Keep the wording of each record exactly the same when you repeat it, and leave out pictures.

[Entries from a visual dataset]
==*==

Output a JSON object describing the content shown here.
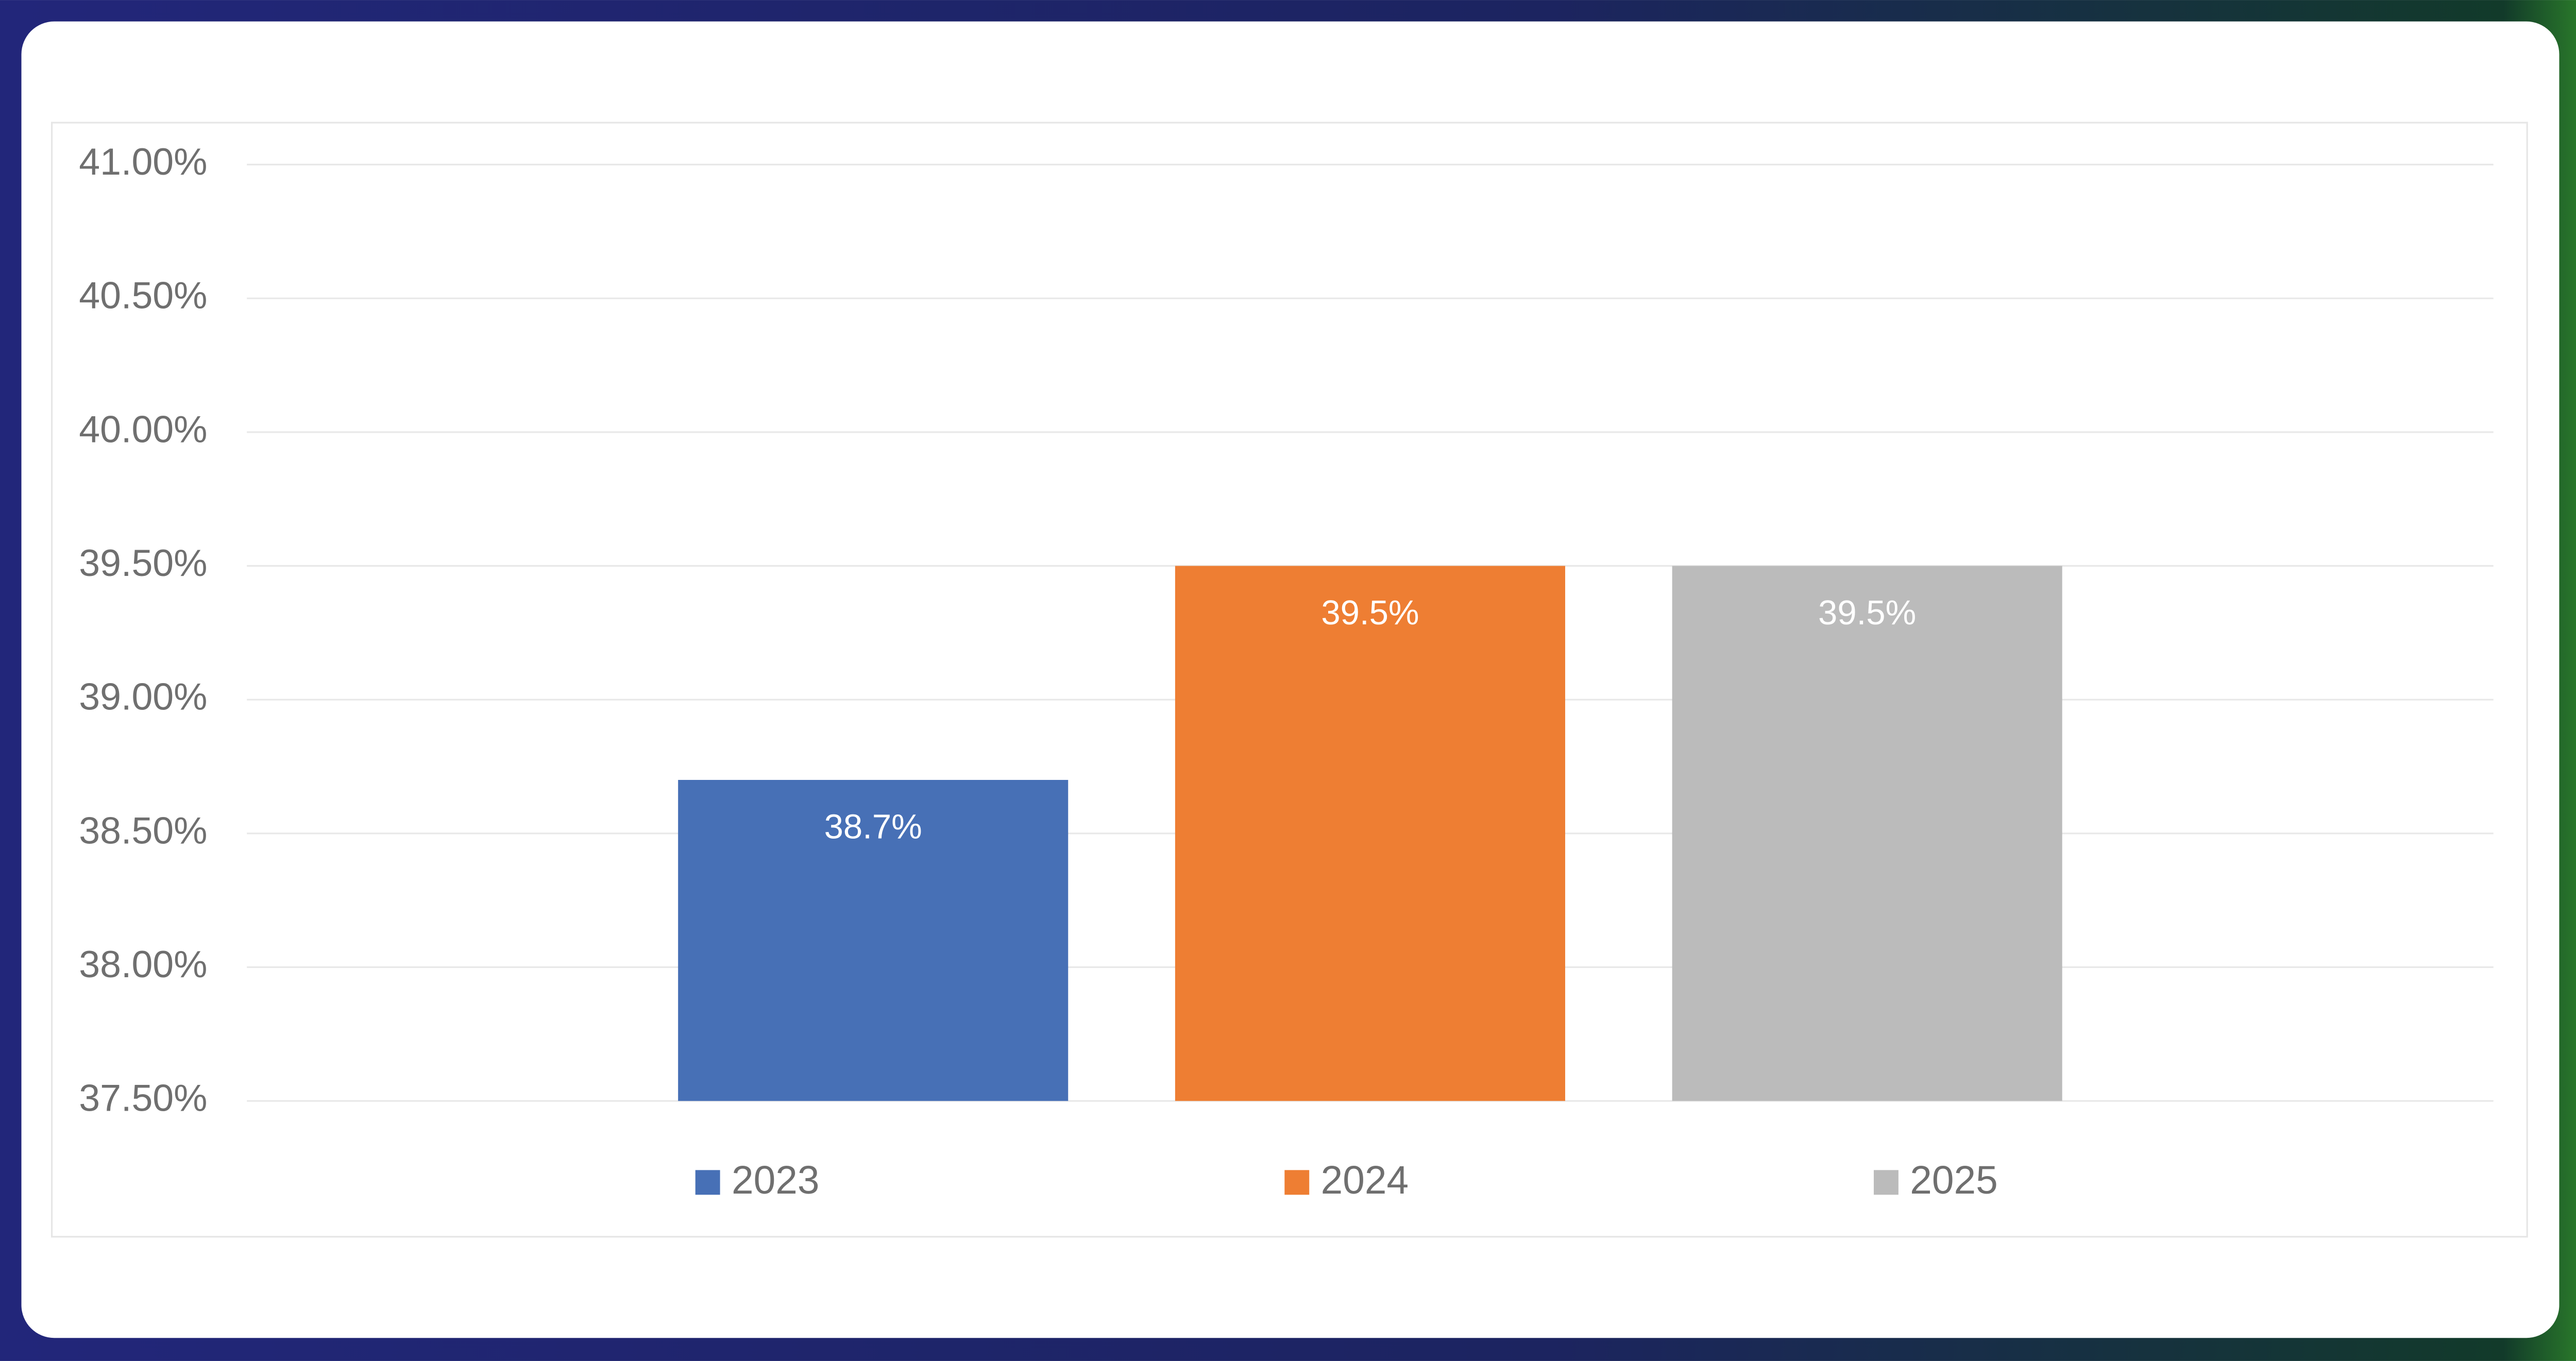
{
  "chart_data": {
    "type": "bar",
    "categories": [
      null
    ],
    "series": [
      {
        "name": "2023",
        "color": "#4770b6",
        "values": [
          38.7
        ],
        "value_labels": [
          "38.7%"
        ]
      },
      {
        "name": "2024",
        "color": "#ee7e33",
        "values": [
          39.5
        ],
        "value_labels": [
          "39.5%"
        ]
      },
      {
        "name": "2025",
        "color": "#bbbbbb",
        "values": [
          39.5
        ],
        "value_labels": [
          "39.5%"
        ]
      }
    ],
    "ylim": [
      37.5,
      41
    ],
    "yticks": [
      {
        "value": 37.5,
        "label": "37.50%"
      },
      {
        "value": 38,
        "label": "38.00%"
      },
      {
        "value": 38.5,
        "label": "38.50%"
      },
      {
        "value": 39,
        "label": "39.00%"
      },
      {
        "value": 39.5,
        "label": "39.50%"
      },
      {
        "value": 40,
        "label": "40.00%"
      },
      {
        "value": 40.5,
        "label": "40.50%"
      },
      {
        "value": 41,
        "label": "41.00%"
      }
    ],
    "grid": true,
    "legend": "bottom"
  }
}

==*==

◆ **ANSWER TO THE TASK**:
Output a JSON object describing the content shown here.
{
  "chart_data": {
    "type": "bar",
    "categories": [
      null
    ],
    "series": [
      {
        "name": "2023",
        "color": "#4770b6",
        "values": [
          38.7
        ],
        "value_labels": [
          "38.7%"
        ]
      },
      {
        "name": "2024",
        "color": "#ee7e33",
        "values": [
          39.5
        ],
        "value_labels": [
          "39.5%"
        ]
      },
      {
        "name": "2025",
        "color": "#bbbbbb",
        "values": [
          39.5
        ],
        "value_labels": [
          "39.5%"
        ]
      }
    ],
    "ylim": [
      37.5,
      41
    ],
    "yticks": [
      {
        "value": 37.5,
        "label": "37.50%"
      },
      {
        "value": 38,
        "label": "38.00%"
      },
      {
        "value": 38.5,
        "label": "38.50%"
      },
      {
        "value": 39,
        "label": "39.00%"
      },
      {
        "value": 39.5,
        "label": "39.50%"
      },
      {
        "value": 40,
        "label": "40.00%"
      },
      {
        "value": 40.5,
        "label": "40.50%"
      },
      {
        "value": 41,
        "label": "41.00%"
      }
    ],
    "grid": true,
    "legend": "bottom"
  }
}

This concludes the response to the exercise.